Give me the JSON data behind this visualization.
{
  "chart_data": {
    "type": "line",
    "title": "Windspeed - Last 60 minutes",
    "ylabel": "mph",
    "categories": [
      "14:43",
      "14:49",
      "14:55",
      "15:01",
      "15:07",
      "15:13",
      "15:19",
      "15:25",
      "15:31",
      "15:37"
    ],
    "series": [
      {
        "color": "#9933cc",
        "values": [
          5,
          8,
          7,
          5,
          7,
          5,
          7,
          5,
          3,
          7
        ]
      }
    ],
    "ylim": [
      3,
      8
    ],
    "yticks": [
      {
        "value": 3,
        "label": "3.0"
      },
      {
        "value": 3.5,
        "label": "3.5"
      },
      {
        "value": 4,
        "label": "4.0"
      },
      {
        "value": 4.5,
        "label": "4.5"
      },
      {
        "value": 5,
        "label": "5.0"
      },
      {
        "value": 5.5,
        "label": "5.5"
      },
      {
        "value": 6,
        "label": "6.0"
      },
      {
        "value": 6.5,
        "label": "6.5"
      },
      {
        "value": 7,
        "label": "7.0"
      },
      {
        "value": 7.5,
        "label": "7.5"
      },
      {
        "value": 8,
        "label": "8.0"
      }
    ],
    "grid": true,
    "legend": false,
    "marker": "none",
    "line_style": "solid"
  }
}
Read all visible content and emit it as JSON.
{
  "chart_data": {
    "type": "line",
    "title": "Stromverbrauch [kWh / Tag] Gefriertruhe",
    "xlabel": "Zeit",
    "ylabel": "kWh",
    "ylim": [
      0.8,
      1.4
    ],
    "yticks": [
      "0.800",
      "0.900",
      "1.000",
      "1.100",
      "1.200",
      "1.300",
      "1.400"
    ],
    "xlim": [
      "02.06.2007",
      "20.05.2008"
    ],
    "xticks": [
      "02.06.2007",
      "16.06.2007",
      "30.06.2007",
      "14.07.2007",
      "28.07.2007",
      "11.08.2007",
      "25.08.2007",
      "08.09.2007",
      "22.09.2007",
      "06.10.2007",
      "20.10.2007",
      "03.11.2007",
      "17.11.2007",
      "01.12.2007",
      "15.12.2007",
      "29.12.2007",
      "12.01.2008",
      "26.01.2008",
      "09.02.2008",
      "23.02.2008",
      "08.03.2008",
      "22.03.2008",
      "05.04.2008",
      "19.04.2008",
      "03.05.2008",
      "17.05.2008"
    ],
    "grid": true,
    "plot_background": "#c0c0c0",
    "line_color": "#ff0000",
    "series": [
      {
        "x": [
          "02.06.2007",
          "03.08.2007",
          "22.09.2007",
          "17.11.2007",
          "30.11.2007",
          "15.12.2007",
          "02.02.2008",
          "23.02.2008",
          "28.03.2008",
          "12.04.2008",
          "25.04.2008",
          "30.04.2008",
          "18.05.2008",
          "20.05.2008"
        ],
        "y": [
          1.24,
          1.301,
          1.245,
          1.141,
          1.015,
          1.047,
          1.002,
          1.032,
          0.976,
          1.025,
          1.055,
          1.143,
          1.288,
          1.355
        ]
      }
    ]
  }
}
* * * * *
**WHAT TO PRODUCE**:
Please repeat the listing exactly, with nothing left out.

**PROBLEM SOLUTION**:
Give me the JSON data behind this visualization.
{
  "chart_data": {
    "type": "line",
    "title": "Windspeed - Last 60 minutes",
    "ylabel": "mph",
    "categories": [
      "14:43",
      "14:49",
      "14:55",
      "15:01",
      "15:07",
      "15:13",
      "15:19",
      "15:25",
      "15:31",
      "15:37"
    ],
    "series": [
      {
        "color": "#9933cc",
        "values": [
          5,
          8,
          7,
          5,
          7,
          5,
          7,
          5,
          3,
          7
        ]
      }
    ],
    "ylim": [
      3,
      8
    ],
    "yticks": [
      {
        "value": 3,
        "label": "3.0"
      },
      {
        "value": 3.5,
        "label": "3.5"
      },
      {
        "value": 4,
        "label": "4.0"
      },
      {
        "value": 4.5,
        "label": "4.5"
      },
      {
        "value": 5,
        "label": "5.0"
      },
      {
        "value": 5.5,
        "label": "5.5"
      },
      {
        "value": 6,
        "label": "6.0"
      },
      {
        "value": 6.5,
        "label": "6.5"
      },
      {
        "value": 7,
        "label": "7.0"
      },
      {
        "value": 7.5,
        "label": "7.5"
      },
      {
        "value": 8,
        "label": "8.0"
      }
    ],
    "grid": true,
    "legend": false,
    "marker": "none",
    "line_style": "solid"
  }
}
Read all visible content and emit it as JSON.
{
  "chart_data": {
    "type": "line",
    "title": "Stromverbrauch [kWh / Tag] Gefriertruhe",
    "xlabel": "Zeit",
    "ylabel": "kWh",
    "ylim": [
      0.8,
      1.4
    ],
    "yticks": [
      "0.800",
      "0.900",
      "1.000",
      "1.100",
      "1.200",
      "1.300",
      "1.400"
    ],
    "xlim": [
      "02.06.2007",
      "20.05.2008"
    ],
    "xticks": [
      "02.06.2007",
      "16.06.2007",
      "30.06.2007",
      "14.07.2007",
      "28.07.2007",
      "11.08.2007",
      "25.08.2007",
      "08.09.2007",
      "22.09.2007",
      "06.10.2007",
      "20.10.2007",
      "03.11.2007",
      "17.11.2007",
      "01.12.2007",
      "15.12.2007",
      "29.12.2007",
      "12.01.2008",
      "26.01.2008",
      "09.02.2008",
      "23.02.2008",
      "08.03.2008",
      "22.03.2008",
      "05.04.2008",
      "19.04.2008",
      "03.05.2008",
      "17.05.2008"
    ],
    "grid": true,
    "plot_background": "#c0c0c0",
    "line_color": "#ff0000",
    "series": [
      {
        "x": [
          "02.06.2007",
          "03.08.2007",
          "22.09.2007",
          "17.11.2007",
          "30.11.2007",
          "15.12.2007",
          "02.02.2008",
          "23.02.2008",
          "28.03.2008",
          "12.04.2008",
          "25.04.2008",
          "30.04.2008",
          "18.05.2008",
          "20.05.2008"
        ],
        "y": [
          1.24,
          1.301,
          1.245,
          1.141,
          1.015,
          1.047,
          1.002,
          1.032,
          0.976,
          1.025,
          1.055,
          1.143,
          1.288,
          1.355
        ]
      }
    ]
  }
}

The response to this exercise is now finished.